Problem to work on ->
Return the number of lines in which the word "this" appears; add nothing else.

[Saved entries]
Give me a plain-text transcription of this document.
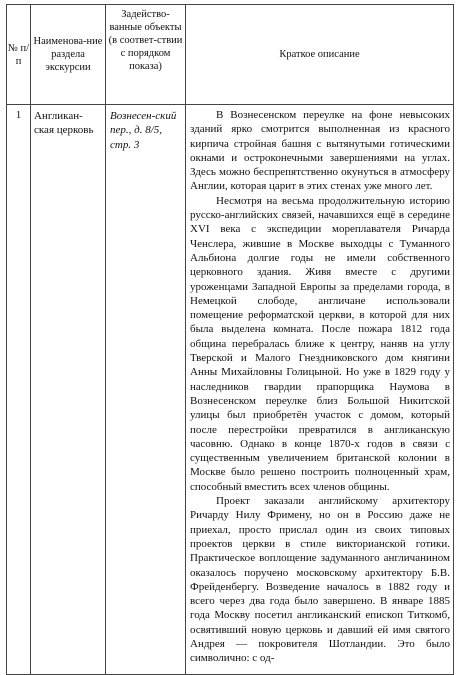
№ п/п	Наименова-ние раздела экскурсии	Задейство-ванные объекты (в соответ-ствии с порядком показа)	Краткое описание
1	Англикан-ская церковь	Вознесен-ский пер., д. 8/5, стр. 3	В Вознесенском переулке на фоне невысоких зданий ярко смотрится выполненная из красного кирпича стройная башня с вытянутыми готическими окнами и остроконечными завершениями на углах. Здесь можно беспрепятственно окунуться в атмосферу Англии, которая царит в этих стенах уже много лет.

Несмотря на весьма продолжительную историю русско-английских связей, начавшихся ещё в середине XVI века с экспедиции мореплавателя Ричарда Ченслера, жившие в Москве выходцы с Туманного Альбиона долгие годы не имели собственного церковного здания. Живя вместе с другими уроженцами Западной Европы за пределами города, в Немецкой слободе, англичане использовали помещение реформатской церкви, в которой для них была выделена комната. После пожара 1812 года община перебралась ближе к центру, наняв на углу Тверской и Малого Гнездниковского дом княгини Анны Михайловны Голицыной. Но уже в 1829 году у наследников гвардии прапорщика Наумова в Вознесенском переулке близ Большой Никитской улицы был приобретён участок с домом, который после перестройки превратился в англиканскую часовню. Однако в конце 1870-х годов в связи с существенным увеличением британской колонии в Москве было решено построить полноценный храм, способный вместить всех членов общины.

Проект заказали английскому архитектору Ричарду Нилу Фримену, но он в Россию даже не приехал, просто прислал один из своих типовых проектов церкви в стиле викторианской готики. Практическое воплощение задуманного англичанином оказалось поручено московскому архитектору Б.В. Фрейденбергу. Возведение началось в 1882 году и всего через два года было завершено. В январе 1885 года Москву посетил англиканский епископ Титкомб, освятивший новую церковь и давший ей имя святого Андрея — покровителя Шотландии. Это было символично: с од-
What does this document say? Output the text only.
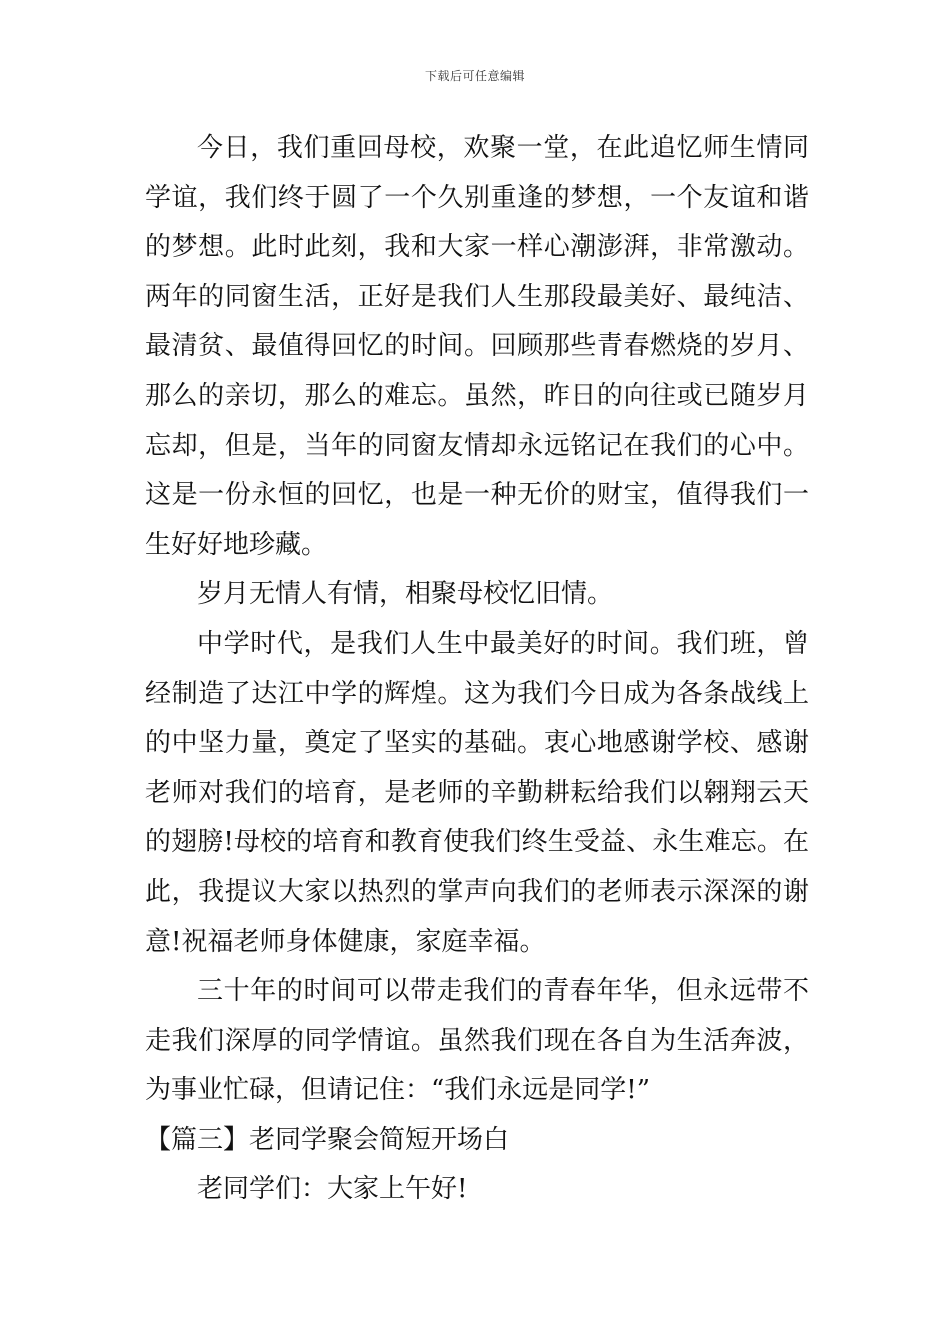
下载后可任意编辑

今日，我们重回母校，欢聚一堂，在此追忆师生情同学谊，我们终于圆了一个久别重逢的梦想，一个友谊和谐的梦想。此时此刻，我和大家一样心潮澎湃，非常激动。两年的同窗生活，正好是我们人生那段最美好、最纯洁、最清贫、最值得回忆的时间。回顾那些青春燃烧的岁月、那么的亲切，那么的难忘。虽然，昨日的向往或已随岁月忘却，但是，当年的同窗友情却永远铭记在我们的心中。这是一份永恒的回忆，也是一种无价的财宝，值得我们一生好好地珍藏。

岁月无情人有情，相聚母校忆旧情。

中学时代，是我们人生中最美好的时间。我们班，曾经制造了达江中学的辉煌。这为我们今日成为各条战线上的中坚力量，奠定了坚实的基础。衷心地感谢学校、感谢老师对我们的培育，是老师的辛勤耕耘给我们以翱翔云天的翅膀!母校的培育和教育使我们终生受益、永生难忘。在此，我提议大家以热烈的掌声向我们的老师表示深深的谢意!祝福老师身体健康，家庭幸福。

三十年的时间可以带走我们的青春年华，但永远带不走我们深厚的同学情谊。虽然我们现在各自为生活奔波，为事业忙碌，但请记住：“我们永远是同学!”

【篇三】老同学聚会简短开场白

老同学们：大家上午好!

Result ->
2